> PASSAGE FOR REVIEW:
---*---

Clearly proving the efficacy of MRAs or any other treatment for HFpEF has been difficult, with many negative clinical trials to date. This is related in part to the heterogeneous nature of the disease, with different pathophysiology in different subgroups of HFpEF patients. Therefore, identification of effective treatment may require targeting HFpEF patients most likely to respond to a particular therapy. Exercise-induced increases in left ventricular pressure occur in a large subgroup of patients with HFpEF and are thought to be related to reduced myocardial compliance resulting from fibrosis. Mineralocorticoid receptor antagonists have antifibrotic properties in heart failure, and the study authors hypothesized that by reducing fibrosis in this HFpEF subgroup, MRAs could improve diastolic function during exercise, and, therefore, exercise capacity. Their findings support this concept, as the subjects treated with spironolactone showed clear improvements in exercise-induced left ventricular filling pressure, and this improvement directly correlated to increases in exercise capacity.

Modern cardiology clinical trials focus on outcomes such as mortality and hospitalization to demonstrate the efficacy of a new treatment. However, in HFpEF, exertional dyspnea is the primary symptom and a major determinant of quality of life. It seems reasonable to target exercise capacity as a therapeutic goal, especially given the lack of therapeutic options with proven mortality benefit in this patient population.

This was a relatively small, single-center study and may not be generalizable to the general HFpEF population. Patients with atrial fibrillation and ischemic heart disease also were excluded, further limiting generalizability. The primary outcome of exercise-induced change in E/e’ is only a surrogate for left ventricular filling pressure.

---*---

> DATASET RECORDS:

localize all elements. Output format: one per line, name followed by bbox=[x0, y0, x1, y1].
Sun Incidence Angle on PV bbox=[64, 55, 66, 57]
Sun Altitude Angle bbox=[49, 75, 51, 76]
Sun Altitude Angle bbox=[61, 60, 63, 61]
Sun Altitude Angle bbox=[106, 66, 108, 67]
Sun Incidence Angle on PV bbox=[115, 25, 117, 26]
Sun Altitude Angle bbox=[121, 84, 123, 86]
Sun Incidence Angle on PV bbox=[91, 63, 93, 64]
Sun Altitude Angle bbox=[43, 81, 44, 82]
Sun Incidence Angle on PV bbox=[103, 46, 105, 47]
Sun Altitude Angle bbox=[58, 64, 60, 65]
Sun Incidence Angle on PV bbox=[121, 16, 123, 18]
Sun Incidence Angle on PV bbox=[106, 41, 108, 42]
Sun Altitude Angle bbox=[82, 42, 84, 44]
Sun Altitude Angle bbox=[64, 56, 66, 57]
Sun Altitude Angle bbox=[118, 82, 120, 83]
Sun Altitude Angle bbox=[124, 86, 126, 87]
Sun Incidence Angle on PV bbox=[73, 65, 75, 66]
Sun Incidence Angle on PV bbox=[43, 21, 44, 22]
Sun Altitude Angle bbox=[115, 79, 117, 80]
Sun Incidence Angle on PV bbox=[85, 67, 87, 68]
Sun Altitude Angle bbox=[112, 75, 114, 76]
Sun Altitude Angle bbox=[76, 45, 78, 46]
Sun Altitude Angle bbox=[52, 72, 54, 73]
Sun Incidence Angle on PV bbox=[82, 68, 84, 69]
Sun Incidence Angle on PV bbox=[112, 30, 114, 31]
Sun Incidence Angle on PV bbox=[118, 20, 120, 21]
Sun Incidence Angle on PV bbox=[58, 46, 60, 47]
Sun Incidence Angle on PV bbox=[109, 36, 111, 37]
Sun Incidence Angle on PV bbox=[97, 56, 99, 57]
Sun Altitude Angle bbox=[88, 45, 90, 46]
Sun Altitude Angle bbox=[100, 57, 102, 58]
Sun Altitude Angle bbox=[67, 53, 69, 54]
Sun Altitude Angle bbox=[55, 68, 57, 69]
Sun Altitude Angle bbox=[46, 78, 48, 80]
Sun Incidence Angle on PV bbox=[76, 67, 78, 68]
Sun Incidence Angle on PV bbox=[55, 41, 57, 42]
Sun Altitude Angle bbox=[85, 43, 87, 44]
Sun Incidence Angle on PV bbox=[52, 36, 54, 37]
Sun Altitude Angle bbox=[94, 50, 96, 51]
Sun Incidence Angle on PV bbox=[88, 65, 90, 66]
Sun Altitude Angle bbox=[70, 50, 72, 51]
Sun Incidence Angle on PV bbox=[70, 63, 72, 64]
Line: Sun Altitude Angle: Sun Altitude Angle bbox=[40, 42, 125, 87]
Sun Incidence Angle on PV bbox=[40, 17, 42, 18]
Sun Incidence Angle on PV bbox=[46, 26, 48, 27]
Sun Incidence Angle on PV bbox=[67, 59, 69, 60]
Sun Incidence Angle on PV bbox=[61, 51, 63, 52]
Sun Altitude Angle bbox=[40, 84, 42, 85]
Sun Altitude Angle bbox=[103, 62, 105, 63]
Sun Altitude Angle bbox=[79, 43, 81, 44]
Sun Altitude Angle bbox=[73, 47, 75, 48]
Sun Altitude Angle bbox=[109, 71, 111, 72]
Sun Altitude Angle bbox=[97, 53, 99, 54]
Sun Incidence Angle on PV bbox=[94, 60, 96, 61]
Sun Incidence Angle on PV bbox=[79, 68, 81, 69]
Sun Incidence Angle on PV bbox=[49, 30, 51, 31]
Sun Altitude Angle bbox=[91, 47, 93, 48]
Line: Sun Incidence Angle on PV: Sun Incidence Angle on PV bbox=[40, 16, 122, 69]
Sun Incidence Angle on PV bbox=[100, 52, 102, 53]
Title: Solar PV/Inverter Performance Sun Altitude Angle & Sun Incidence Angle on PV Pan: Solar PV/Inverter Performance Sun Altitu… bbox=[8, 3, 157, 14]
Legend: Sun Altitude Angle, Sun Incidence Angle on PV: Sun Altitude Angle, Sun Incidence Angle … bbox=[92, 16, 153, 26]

---*---

> ACTIVITIES:
1. In the passage on spironolactone in HFpEF, translate this sentence into Spanish: "Patients with atrial fibrillation and ischemic heart disease also were excluded, further limiting generalizability."
2. Continue the passage on spironolactone in HFpEF, picking up after its final sentence.

> PER-TASK ANSWERS:
1. También se excluyó a los pacientes con fibrilación auricular y cardiopatía isquémica, lo que limita aún más la posibilidad de generalizar los resultados.

2.
So how do we incorporate STRUCTURE into clinical practice? It seems appropriate to use spironolactone in patients meeting enrollment criteria. However, in routine practice, most HFpEF patients do not undergo stress echocardiography. Although STRUCTURE did not prove the efficacy of universal exercise echocardiography in patients with HFpEF, it could be considered in those with significantly impaired functional capacity that limits quality of life. Alternatively, it may be appropriate to use MRAs more liberally in HFpEF. The Treatment of Preserved Cardiac Function Heart Failure with an Aldosterone Antagonist (TOPCAT) trial found no overall mortality benefit with spironolactone in HFpEF, but a secondary analysis limited to patients enrolled from the Americas showed clear improvement in outcomes. Based on that subgroup analysis, many cardiologists now routinely prescribe spironolactone for HFpEF, and the findings from STRUCTURE only increase the evidence base supporting this. Although we still lack definitive proof of a mortality benefit from MRAs in HFpEF, for now it seems to be our best option.